TASK BRIEF:
Every entry, from first to last, is to be retyped without any alteration.

Page records with their text
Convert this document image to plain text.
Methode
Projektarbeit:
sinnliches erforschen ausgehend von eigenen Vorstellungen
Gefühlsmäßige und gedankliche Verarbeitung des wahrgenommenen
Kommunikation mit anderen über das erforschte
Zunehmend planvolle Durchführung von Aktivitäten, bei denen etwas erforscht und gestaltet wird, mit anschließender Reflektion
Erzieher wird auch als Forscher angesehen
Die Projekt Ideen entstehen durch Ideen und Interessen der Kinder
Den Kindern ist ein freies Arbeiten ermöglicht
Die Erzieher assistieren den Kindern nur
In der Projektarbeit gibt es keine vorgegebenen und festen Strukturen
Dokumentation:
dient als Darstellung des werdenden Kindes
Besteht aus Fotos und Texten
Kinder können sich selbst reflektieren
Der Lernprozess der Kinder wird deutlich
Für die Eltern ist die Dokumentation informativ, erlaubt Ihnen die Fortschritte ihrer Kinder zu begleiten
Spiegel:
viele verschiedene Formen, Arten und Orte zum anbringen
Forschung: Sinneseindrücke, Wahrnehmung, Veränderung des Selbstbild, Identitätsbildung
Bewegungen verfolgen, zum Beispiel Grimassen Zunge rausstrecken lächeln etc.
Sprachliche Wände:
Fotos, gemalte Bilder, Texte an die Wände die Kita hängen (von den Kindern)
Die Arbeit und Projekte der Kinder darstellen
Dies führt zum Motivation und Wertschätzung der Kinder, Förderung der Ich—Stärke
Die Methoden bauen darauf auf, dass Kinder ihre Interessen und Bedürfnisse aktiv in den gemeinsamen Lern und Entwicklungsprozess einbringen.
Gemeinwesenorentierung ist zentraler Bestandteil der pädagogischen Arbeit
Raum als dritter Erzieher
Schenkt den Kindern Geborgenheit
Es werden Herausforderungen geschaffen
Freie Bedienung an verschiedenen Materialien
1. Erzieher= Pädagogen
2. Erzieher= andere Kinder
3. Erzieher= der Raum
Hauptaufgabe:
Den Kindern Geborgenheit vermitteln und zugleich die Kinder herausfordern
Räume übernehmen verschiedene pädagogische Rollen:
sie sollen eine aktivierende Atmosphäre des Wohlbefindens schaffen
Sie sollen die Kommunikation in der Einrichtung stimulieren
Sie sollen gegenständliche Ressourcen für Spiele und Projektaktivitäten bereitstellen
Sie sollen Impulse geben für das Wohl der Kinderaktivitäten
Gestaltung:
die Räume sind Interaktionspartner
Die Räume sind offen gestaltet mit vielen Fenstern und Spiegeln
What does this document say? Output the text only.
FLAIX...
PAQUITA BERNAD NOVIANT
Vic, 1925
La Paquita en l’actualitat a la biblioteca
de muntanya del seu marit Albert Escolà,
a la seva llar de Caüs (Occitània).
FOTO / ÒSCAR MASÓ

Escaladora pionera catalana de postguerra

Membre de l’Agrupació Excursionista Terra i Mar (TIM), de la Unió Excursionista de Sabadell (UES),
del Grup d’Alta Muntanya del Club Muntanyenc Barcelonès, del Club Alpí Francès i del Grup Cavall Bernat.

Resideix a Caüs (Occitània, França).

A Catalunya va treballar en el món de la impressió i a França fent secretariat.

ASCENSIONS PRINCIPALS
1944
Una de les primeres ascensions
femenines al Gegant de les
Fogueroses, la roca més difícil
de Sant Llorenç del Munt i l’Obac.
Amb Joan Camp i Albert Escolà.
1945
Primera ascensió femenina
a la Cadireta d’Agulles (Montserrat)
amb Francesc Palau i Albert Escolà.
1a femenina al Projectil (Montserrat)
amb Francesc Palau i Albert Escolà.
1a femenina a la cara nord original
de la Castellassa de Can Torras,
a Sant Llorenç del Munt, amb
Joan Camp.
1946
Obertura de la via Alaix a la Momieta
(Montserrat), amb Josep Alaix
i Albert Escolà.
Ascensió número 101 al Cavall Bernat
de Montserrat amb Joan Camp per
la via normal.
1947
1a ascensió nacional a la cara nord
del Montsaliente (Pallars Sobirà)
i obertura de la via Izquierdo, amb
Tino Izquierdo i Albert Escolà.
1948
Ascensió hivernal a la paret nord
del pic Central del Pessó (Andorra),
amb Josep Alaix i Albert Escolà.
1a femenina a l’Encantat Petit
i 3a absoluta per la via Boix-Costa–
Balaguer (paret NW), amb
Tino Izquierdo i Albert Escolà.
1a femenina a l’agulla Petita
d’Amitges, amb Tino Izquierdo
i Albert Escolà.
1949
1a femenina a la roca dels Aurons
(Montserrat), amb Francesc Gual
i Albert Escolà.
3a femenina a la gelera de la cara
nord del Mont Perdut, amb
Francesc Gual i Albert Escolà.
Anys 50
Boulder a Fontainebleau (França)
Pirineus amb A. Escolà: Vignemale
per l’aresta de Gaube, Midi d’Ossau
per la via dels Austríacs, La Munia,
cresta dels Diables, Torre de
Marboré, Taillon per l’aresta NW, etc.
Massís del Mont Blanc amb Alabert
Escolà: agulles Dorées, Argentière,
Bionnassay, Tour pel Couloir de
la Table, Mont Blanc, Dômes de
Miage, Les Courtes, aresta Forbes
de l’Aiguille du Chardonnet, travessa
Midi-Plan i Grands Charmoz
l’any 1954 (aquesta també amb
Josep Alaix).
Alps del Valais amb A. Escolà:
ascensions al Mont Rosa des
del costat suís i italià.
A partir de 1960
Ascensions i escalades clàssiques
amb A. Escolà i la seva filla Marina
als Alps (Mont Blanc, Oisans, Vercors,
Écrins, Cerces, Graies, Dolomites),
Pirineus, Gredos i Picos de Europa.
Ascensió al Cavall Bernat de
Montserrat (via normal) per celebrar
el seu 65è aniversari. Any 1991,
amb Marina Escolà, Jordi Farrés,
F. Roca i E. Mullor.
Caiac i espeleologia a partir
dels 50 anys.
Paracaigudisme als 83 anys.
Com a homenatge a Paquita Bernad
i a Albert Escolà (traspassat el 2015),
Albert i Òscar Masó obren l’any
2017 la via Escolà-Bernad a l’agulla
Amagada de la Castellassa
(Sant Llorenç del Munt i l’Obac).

RESULT:
Convert this document image to plain text.
Methode
Projektarbeit:
sinnliches erforschen ausgehend von eigenen Vorstellungen
Gefühlsmäßige und gedankliche Verarbeitung des wahrgenommenen
Kommunikation mit anderen über das erforschte
Zunehmend planvolle Durchführung von Aktivitäten, bei denen etwas erforscht und gestaltet wird, mit anschließender Reflektion
Erzieher wird auch als Forscher angesehen
Die Projekt Ideen entstehen durch Ideen und Interessen der Kinder
Den Kindern ist ein freies Arbeiten ermöglicht
Die Erzieher assistieren den Kindern nur
In der Projektarbeit gibt es keine vorgegebenen und festen Strukturen
Dokumentation:
dient als Darstellung des werdenden Kindes
Besteht aus Fotos und Texten
Kinder können sich selbst reflektieren
Der Lernprozess der Kinder wird deutlich
Für die Eltern ist die Dokumentation informativ, erlaubt Ihnen die Fortschritte ihrer Kinder zu begleiten
Spiegel:
viele verschiedene Formen, Arten und Orte zum anbringen
Forschung: Sinneseindrücke, Wahrnehmung, Veränderung des Selbstbild, Identitätsbildung
Bewegungen verfolgen, zum Beispiel Grimassen Zunge rausstrecken lächeln etc.
Sprachliche Wände:
Fotos, gemalte Bilder, Texte an die Wände die Kita hängen (von den Kindern)
Die Arbeit und Projekte der Kinder darstellen
Dies führt zum Motivation und Wertschätzung der Kinder, Förderung der Ich—Stärke
Die Methoden bauen darauf auf, dass Kinder ihre Interessen und Bedürfnisse aktiv in den gemeinsamen Lern und Entwicklungsprozess einbringen.
Gemeinwesenorentierung ist zentraler Bestandteil der pädagogischen Arbeit
Raum als dritter Erzieher
Schenkt den Kindern Geborgenheit
Es werden Herausforderungen geschaffen
Freie Bedienung an verschiedenen Materialien
1. Erzieher= Pädagogen
2. Erzieher= andere Kinder
3. Erzieher= der Raum
Hauptaufgabe:
Den Kindern Geborgenheit vermitteln und zugleich die Kinder herausfordern
Räume übernehmen verschiedene pädagogische Rollen:
sie sollen eine aktivierende Atmosphäre des Wohlbefindens schaffen
Sie sollen die Kommunikation in der Einrichtung stimulieren
Sie sollen gegenständliche Ressourcen für Spiele und Projektaktivitäten bereitstellen
Sie sollen Impulse geben für das Wohl der Kinderaktivitäten
Gestaltung:
die Räume sind Interaktionspartner
Die Räume sind offen gestaltet mit vielen Fenstern und Spiegeln
What does this document say? Output the text only.
FLAIX...
PAQUITA BERNAD NOVIANT
Vic, 1925
La Paquita en l’actualitat a la biblioteca
de muntanya del seu marit Albert Escolà,
a la seva llar de Caüs (Occitània).
FOTO / ÒSCAR MASÓ

Escaladora pionera catalana de postguerra

Membre de l’Agrupació Excursionista Terra i Mar (TIM), de la Unió Excursionista de Sabadell (UES),
del Grup d’Alta Muntanya del Club Muntanyenc Barcelonès, del Club Alpí Francès i del Grup Cavall Bernat.

Resideix a Caüs (Occitània, França).

A Catalunya va treballar en el món de la impressió i a França fent secretariat.

ASCENSIONS PRINCIPALS
1944
Una de les primeres ascensions
femenines al Gegant de les
Fogueroses, la roca més difícil
de Sant Llorenç del Munt i l’Obac.
Amb Joan Camp i Albert Escolà.
1945
Primera ascensió femenina
a la Cadireta d’Agulles (Montserrat)
amb Francesc Palau i Albert Escolà.
1a femenina al Projectil (Montserrat)
amb Francesc Palau i Albert Escolà.
1a femenina a la cara nord original
de la Castellassa de Can Torras,
a Sant Llorenç del Munt, amb
Joan Camp.
1946
Obertura de la via Alaix a la Momieta
(Montserrat), amb Josep Alaix
i Albert Escolà.
Ascensió número 101 al Cavall Bernat
de Montserrat amb Joan Camp per
la via normal.
1947
1a ascensió nacional a la cara nord
del Montsaliente (Pallars Sobirà)
i obertura de la via Izquierdo, amb
Tino Izquierdo i Albert Escolà.
1948
Ascensió hivernal a la paret nord
del pic Central del Pessó (Andorra),
amb Josep Alaix i Albert Escolà.
1a femenina a l’Encantat Petit
i 3a absoluta per la via Boix-Costa–
Balaguer (paret NW), amb
Tino Izquierdo i Albert Escolà.
1a femenina a l’agulla Petita
d’Amitges, amb Tino Izquierdo
i Albert Escolà.
1949
1a femenina a la roca dels Aurons
(Montserrat), amb Francesc Gual
i Albert Escolà.
3a femenina a la gelera de la cara
nord del Mont Perdut, amb
Francesc Gual i Albert Escolà.
Anys 50
Boulder a Fontainebleau (França)
Pirineus amb A. Escolà: Vignemale
per l’aresta de Gaube, Midi d’Ossau
per la via dels Austríacs, La Munia,
cresta dels Diables, Torre de
Marboré, Taillon per l’aresta NW, etc.
Massís del Mont Blanc amb Alabert
Escolà: agulles Dorées, Argentière,
Bionnassay, Tour pel Couloir de
la Table, Mont Blanc, Dômes de
Miage, Les Courtes, aresta Forbes
de l’Aiguille du Chardonnet, travessa
Midi-Plan i Grands Charmoz
l’any 1954 (aquesta també amb
Josep Alaix).
Alps del Valais amb A. Escolà:
ascensions al Mont Rosa des
del costat suís i italià.
A partir de 1960
Ascensions i escalades clàssiques
amb A. Escolà i la seva filla Marina
als Alps (Mont Blanc, Oisans, Vercors,
Écrins, Cerces, Graies, Dolomites),
Pirineus, Gredos i Picos de Europa.
Ascensió al Cavall Bernat de
Montserrat (via normal) per celebrar
el seu 65è aniversari. Any 1991,
amb Marina Escolà, Jordi Farrés,
F. Roca i E. Mullor.
Caiac i espeleologia a partir
dels 50 anys.
Paracaigudisme als 83 anys.
Com a homenatge a Paquita Bernad
i a Albert Escolà (traspassat el 2015),
Albert i Òscar Masó obren l’any
2017 la via Escolà-Bernad a l’agulla
Amagada de la Castellassa
(Sant Llorenç del Munt i l’Obac).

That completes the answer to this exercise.